- [Task statement]:
Each entry below must be repeated word for word.

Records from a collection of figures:

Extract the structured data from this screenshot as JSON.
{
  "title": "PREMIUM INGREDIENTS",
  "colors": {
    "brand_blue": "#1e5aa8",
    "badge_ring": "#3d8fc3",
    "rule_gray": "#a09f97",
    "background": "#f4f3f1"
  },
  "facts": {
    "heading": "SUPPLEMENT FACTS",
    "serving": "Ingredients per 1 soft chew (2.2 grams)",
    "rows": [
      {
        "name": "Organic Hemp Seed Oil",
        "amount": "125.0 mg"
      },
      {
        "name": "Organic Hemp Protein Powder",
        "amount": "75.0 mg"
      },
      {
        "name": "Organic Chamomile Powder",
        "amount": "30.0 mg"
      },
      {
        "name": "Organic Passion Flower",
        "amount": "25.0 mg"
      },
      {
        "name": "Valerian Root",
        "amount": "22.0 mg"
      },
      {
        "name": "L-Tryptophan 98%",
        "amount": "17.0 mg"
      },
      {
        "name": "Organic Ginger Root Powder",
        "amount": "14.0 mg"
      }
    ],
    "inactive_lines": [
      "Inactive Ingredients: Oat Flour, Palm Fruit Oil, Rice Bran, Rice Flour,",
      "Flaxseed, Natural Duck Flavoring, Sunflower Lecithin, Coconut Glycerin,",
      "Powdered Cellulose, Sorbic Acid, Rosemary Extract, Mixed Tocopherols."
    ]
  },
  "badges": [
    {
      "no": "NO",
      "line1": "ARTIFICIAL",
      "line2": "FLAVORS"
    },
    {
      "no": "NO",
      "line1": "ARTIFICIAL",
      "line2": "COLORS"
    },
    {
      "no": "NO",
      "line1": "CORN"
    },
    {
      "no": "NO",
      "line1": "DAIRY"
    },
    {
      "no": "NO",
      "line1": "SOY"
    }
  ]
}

- [Reply]:
Extract the structured data from this screenshot as JSON.
{
  "title": "PREMIUM INGREDIENTS",
  "colors": {
    "brand_blue": "#1e5aa8",
    "badge_ring": "#3d8fc3",
    "rule_gray": "#a09f97",
    "background": "#f4f3f1"
  },
  "facts": {
    "heading": "SUPPLEMENT FACTS",
    "serving": "Ingredients per 1 soft chew (2.2 grams)",
    "rows": [
      {
        "name": "Organic Hemp Seed Oil",
        "amount": "125.0 mg"
      },
      {
        "name": "Organic Hemp Protein Powder",
        "amount": "75.0 mg"
      },
      {
        "name": "Organic Chamomile Powder",
        "amount": "30.0 mg"
      },
      {
        "name": "Organic Passion Flower",
        "amount": "25.0 mg"
      },
      {
        "name": "Valerian Root",
        "amount": "22.0 mg"
      },
      {
        "name": "L-Tryptophan 98%",
        "amount": "17.0 mg"
      },
      {
        "name": "Organic Ginger Root Powder",
        "amount": "14.0 mg"
      }
    ],
    "inactive_lines": [
      "Inactive Ingredients: Oat Flour, Palm Fruit Oil, Rice Bran, Rice Flour,",
      "Flaxseed, Natural Duck Flavoring, Sunflower Lecithin, Coconut Glycerin,",
      "Powdered Cellulose, Sorbic Acid, Rosemary Extract, Mixed Tocopherols."
    ]
  },
  "badges": [
    {
      "no": "NO",
      "line1": "ARTIFICIAL",
      "line2": "FLAVORS"
    },
    {
      "no": "NO",
      "line1": "ARTIFICIAL",
      "line2": "COLORS"
    },
    {
      "no": "NO",
      "line1": "CORN"
    },
    {
      "no": "NO",
      "line1": "DAIRY"
    },
    {
      "no": "NO",
      "line1": "SOY"
    }
  ]
}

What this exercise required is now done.